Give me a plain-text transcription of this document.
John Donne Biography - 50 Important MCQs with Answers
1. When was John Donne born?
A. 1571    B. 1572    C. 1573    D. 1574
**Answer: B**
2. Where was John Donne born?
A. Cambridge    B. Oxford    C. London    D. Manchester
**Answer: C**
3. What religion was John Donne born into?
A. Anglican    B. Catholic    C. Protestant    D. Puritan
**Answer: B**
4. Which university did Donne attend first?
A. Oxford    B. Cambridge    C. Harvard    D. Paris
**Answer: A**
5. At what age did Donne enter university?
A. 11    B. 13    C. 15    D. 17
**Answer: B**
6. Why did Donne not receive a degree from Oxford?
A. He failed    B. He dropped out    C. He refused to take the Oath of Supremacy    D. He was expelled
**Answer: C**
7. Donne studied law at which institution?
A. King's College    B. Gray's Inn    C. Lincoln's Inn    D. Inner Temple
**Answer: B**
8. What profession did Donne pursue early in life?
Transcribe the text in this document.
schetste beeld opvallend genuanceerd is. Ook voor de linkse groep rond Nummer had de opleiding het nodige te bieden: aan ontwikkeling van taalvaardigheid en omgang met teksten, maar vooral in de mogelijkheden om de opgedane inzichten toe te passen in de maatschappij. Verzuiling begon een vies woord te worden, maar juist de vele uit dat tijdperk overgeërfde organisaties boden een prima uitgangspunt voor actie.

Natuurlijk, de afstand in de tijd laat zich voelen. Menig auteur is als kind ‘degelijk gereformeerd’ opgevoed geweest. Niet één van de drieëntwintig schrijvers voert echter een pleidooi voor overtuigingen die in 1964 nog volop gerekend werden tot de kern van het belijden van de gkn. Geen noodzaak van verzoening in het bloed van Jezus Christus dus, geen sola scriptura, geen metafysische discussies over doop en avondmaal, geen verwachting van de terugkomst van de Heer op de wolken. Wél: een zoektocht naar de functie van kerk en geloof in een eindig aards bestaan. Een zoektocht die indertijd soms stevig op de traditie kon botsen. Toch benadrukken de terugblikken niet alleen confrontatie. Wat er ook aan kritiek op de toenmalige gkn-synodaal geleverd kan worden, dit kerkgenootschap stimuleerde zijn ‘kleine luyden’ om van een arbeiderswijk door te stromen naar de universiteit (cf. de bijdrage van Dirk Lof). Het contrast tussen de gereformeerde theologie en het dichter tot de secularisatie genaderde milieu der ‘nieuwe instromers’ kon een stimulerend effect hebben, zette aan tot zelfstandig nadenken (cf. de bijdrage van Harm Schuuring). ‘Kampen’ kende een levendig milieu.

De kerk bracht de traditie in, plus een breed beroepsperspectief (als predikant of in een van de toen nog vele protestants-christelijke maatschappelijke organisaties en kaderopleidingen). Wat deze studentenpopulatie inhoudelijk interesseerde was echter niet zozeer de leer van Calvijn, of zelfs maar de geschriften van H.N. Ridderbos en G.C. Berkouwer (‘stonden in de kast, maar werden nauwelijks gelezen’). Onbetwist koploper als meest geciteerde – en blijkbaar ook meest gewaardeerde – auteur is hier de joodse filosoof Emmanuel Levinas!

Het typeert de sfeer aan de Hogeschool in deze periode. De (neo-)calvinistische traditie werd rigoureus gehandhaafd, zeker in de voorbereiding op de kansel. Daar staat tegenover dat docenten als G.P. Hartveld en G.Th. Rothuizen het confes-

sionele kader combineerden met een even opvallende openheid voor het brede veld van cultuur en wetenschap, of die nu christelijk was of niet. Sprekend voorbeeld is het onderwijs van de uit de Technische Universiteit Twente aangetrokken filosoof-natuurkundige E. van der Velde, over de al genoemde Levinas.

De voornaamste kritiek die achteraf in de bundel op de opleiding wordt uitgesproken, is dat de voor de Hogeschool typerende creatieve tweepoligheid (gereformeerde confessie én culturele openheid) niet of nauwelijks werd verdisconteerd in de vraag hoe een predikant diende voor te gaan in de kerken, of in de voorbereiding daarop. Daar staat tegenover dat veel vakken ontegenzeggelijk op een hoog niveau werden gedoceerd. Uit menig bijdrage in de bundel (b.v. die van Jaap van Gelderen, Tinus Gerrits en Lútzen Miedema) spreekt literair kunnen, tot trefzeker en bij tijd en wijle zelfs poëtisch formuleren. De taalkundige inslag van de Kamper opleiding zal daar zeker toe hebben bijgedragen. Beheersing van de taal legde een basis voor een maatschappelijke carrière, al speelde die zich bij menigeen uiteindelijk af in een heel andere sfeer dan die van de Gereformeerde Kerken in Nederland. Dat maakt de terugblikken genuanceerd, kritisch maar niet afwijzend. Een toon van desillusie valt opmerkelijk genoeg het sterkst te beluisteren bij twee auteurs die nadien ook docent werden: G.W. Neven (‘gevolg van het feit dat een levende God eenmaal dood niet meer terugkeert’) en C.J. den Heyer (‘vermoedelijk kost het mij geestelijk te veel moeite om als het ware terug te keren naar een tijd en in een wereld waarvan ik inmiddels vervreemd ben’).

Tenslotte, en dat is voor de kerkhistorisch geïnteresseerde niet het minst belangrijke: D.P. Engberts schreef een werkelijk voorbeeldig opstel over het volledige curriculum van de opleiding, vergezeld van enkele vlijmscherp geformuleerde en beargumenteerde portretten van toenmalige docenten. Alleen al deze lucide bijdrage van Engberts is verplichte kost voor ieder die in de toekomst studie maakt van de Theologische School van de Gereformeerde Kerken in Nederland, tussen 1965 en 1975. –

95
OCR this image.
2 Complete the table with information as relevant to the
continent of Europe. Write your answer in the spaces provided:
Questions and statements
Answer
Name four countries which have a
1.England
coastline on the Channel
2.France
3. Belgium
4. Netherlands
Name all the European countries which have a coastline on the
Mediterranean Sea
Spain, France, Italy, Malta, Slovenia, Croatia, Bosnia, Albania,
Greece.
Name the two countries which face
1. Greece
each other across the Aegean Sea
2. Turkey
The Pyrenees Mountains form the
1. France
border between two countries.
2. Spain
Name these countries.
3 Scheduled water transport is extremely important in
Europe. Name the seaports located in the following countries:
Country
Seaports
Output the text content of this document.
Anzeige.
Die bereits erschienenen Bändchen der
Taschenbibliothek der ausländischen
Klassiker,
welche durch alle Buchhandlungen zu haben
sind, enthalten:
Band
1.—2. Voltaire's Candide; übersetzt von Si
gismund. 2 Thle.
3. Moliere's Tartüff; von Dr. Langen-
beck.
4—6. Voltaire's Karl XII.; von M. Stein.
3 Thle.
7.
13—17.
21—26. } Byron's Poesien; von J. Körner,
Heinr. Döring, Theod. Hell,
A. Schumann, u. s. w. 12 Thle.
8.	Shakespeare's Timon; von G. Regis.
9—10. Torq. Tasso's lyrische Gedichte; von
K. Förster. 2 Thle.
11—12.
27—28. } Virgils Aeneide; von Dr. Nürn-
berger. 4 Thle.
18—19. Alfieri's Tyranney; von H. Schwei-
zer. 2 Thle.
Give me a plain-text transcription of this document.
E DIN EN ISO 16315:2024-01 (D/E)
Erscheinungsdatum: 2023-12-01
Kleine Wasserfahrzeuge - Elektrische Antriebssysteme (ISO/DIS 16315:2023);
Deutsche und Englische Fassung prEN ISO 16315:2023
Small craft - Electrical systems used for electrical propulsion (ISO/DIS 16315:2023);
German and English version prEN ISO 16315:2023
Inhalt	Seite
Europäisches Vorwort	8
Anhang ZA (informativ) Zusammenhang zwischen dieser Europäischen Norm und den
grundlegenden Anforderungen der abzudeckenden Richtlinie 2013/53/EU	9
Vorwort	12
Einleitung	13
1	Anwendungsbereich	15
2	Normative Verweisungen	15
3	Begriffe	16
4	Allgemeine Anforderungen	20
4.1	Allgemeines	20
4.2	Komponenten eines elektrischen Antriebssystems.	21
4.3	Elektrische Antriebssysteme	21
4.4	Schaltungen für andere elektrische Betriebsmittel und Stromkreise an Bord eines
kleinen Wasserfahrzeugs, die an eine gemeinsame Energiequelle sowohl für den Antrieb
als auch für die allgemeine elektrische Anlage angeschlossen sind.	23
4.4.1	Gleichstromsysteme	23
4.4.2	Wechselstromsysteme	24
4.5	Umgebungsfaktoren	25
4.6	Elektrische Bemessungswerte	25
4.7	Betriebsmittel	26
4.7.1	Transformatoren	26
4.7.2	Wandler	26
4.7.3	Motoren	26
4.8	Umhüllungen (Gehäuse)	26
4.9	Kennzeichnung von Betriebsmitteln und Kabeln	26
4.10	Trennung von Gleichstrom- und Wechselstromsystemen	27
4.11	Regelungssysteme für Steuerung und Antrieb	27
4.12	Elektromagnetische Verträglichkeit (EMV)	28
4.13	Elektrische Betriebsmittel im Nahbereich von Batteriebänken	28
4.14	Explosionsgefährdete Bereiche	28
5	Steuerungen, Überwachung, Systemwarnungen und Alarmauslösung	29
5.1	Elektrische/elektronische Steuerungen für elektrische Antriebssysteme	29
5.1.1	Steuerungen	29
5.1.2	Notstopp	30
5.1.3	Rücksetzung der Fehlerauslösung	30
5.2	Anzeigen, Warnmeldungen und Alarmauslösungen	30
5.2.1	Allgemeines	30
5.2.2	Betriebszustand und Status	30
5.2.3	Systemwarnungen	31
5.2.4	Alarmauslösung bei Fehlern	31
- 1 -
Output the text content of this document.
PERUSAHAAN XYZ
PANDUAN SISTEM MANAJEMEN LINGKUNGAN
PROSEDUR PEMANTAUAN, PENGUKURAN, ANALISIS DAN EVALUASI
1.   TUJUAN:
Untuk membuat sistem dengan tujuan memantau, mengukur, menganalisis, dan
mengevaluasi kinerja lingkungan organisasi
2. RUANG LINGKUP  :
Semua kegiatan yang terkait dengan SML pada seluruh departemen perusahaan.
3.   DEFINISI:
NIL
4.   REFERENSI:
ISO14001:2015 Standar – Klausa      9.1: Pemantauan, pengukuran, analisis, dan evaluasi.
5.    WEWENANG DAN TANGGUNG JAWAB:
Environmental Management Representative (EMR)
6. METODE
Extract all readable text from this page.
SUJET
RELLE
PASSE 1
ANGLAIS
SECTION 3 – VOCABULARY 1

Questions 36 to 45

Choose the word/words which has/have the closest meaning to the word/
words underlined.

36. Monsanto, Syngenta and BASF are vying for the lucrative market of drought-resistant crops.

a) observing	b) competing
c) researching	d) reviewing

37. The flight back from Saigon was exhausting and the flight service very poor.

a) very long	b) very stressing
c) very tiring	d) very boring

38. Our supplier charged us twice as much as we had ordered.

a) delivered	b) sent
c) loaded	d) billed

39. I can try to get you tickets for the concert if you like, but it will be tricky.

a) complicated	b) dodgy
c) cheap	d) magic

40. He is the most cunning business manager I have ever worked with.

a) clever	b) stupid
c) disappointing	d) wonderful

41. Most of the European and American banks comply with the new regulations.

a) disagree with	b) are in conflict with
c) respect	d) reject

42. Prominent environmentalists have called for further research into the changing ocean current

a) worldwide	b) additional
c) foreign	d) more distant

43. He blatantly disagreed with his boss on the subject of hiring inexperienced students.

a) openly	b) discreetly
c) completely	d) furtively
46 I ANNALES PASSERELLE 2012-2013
• • • •
Select every line above that contains the word "Donne", and copy it.

- TASK OUTPUT:
John Donne Biography - 50 Important MCQs with Answers
1. When was John Donne born?
2. Where was John Donne born?
3. What religion was John Donne born into?
4. Which university did Donne attend first?
5. At what age did Donne enter university?
6. Why did Donne not receive a degree from Oxford?
7. Donne studied law at which institution?
8. What profession did Donne pursue early in life?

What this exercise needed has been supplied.